### Exercise goal
Go through the entries below and print each one exactly, leaving out pictures.

### Data excerpts
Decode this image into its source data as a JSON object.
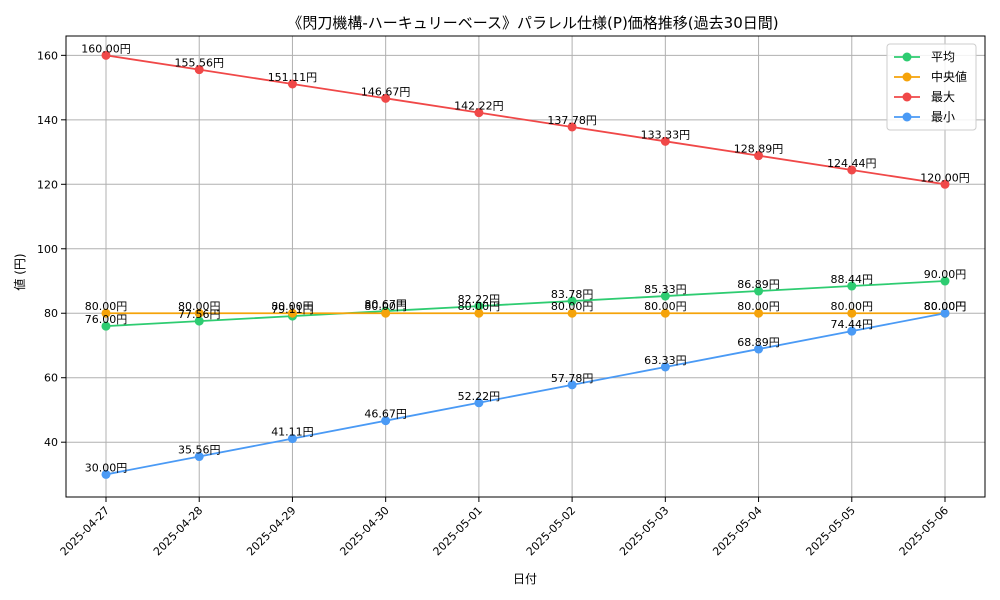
{
  "chart_data": {
    "type": "line",
    "title": "《閃刀機構-ハーキュリーベース》パラレル仕様(P)価格推移(過去30日間)",
    "xlabel": "日付",
    "ylabel": "値 (円)",
    "categories": [
      "2025-04-27",
      "2025-04-28",
      "2025-04-29",
      "2025-04-30",
      "2025-05-01",
      "2025-05-02",
      "2025-05-03",
      "2025-05-04",
      "2025-05-05",
      "2025-05-06"
    ],
    "ylim": [
      23,
      166
    ],
    "yticks": [
      40,
      60,
      80,
      100,
      120,
      140,
      160
    ],
    "grid": true,
    "legend_position": "top-right",
    "value_suffix": "円",
    "series": [
      {
        "name": "平均",
        "color": "#2ecc71",
        "values": [
          76.0,
          77.56,
          79.11,
          80.67,
          82.22,
          83.78,
          85.33,
          86.89,
          88.44,
          90.0
        ],
        "labels": [
          "76.00円",
          "77.56円",
          "79.11円",
          "80.67円",
          "82.22円",
          "83.78円",
          "85.33円",
          "86.89円",
          "88.44円",
          "90.00円"
        ]
      },
      {
        "name": "中央値",
        "color": "#f5a30a",
        "values": [
          80,
          80,
          80,
          80,
          80,
          80,
          80,
          80,
          80,
          80
        ],
        "labels": [
          "80.00円",
          "80.00円",
          "80.00円",
          "80.00円",
          "80.00円",
          "80.00円",
          "80.00円",
          "80.00円",
          "80.00円",
          "80.00円"
        ]
      },
      {
        "name": "最大",
        "color": "#f04848",
        "values": [
          160.0,
          155.56,
          151.11,
          146.67,
          142.22,
          137.78,
          133.33,
          128.89,
          124.44,
          120.0
        ],
        "labels": [
          "160.00円",
          "155.56円",
          "151.11円",
          "146.67円",
          "142.22円",
          "137.78円",
          "133.33円",
          "128.89円",
          "124.44円",
          "120.00円"
        ]
      },
      {
        "name": "最小",
        "color": "#4a9af5",
        "values": [
          30.0,
          35.56,
          41.11,
          46.67,
          52.22,
          57.78,
          63.33,
          68.89,
          74.44,
          80.0
        ],
        "labels": [
          "30.00円",
          "35.56円",
          "41.11円",
          "46.67円",
          "52.22円",
          "57.78円",
          "63.33円",
          "68.89円",
          "74.44円",
          "80.00円"
        ]
      }
    ]
  }
}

### Task solution
Decode this image into its source data as a JSON object.
{
  "chart_data": {
    "type": "line",
    "title": "《閃刀機構-ハーキュリーベース》パラレル仕様(P)価格推移(過去30日間)",
    "xlabel": "日付",
    "ylabel": "値 (円)",
    "categories": [
      "2025-04-27",
      "2025-04-28",
      "2025-04-29",
      "2025-04-30",
      "2025-05-01",
      "2025-05-02",
      "2025-05-03",
      "2025-05-04",
      "2025-05-05",
      "2025-05-06"
    ],
    "ylim": [
      23,
      166
    ],
    "yticks": [
      40,
      60,
      80,
      100,
      120,
      140,
      160
    ],
    "grid": true,
    "legend_position": "top-right",
    "value_suffix": "円",
    "series": [
      {
        "name": "平均",
        "color": "#2ecc71",
        "values": [
          76.0,
          77.56,
          79.11,
          80.67,
          82.22,
          83.78,
          85.33,
          86.89,
          88.44,
          90.0
        ],
        "labels": [
          "76.00円",
          "77.56円",
          "79.11円",
          "80.67円",
          "82.22円",
          "83.78円",
          "85.33円",
          "86.89円",
          "88.44円",
          "90.00円"
        ]
      },
      {
        "name": "中央値",
        "color": "#f5a30a",
        "values": [
          80,
          80,
          80,
          80,
          80,
          80,
          80,
          80,
          80,
          80
        ],
        "labels": [
          "80.00円",
          "80.00円",
          "80.00円",
          "80.00円",
          "80.00円",
          "80.00円",
          "80.00円",
          "80.00円",
          "80.00円",
          "80.00円"
        ]
      },
      {
        "name": "最大",
        "color": "#f04848",
        "values": [
          160.0,
          155.56,
          151.11,
          146.67,
          142.22,
          137.78,
          133.33,
          128.89,
          124.44,
          120.0
        ],
        "labels": [
          "160.00円",
          "155.56円",
          "151.11円",
          "146.67円",
          "142.22円",
          "137.78円",
          "133.33円",
          "128.89円",
          "124.44円",
          "120.00円"
        ]
      },
      {
        "name": "最小",
        "color": "#4a9af5",
        "values": [
          30.0,
          35.56,
          41.11,
          46.67,
          52.22,
          57.78,
          63.33,
          68.89,
          74.44,
          80.0
        ],
        "labels": [
          "30.00円",
          "35.56円",
          "41.11円",
          "46.67円",
          "52.22円",
          "57.78円",
          "63.33円",
          "68.89円",
          "74.44円",
          "80.00円"
        ]
      }
    ]
  }
}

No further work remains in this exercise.